- PROMPT:
In the article below about the civil engineer squadrons, reproduce word for word the passage starting with "Defined by the" and going on through "and hazardous waste.".

Civil engineer squadrons pursuing common environmental structure

By Robert Goetz Joint Base San Antonio-Randolph Public Affairs

One of the benefits of joint basing is manifesting itself at all three Joint Base San Antonio civil engineer squadrons, which are sharing their best environmental management system practices while pursuing a common EMS structure.

Members of all three squadrons are getting together for quarterly EMS working group meetings to share these practices and strive to meet other goals, including environmental excellence, Sam Klein, JBSA environmental management lead coordinator, said.

Defined by the Environmental Protection Agency as "a set of processes and practices that enable an organization to reduce its environmental impacts and increase its operating efficiency," an environmental management system addresses a range of concerns, from air quality and water quality to hazardous materials and hazardous waste.

All three locations can take pride in their recent efforts to reduce environmental impacts, Klein said.

- GIVEN MATERIAL:

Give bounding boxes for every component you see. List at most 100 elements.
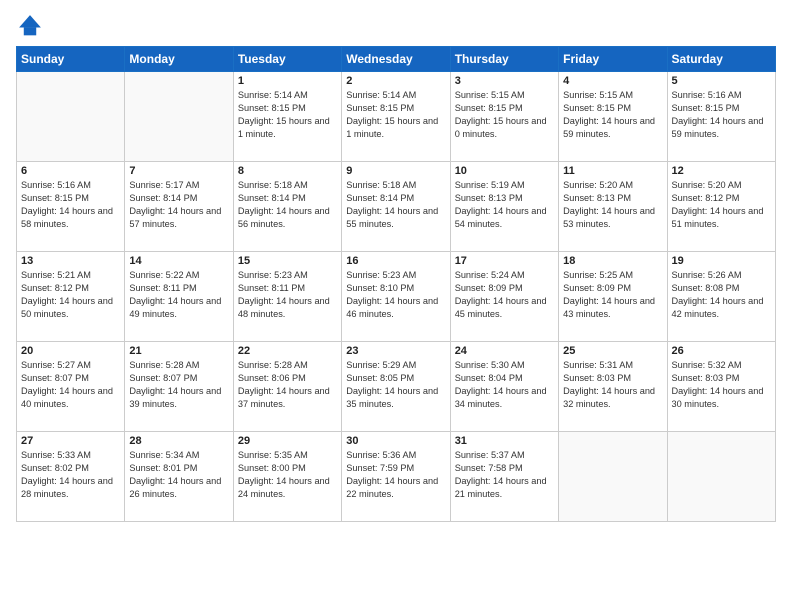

- OUTPUT OF THE EXERCISE:
Defined by the Environmental Protection Agency as "a set of processes and practices that enable an organization to reduce its environmental impacts and increase its operating efficiency," an environmental management system addresses a range of concerns, from air quality and water quality to hazardous materials and hazardous waste.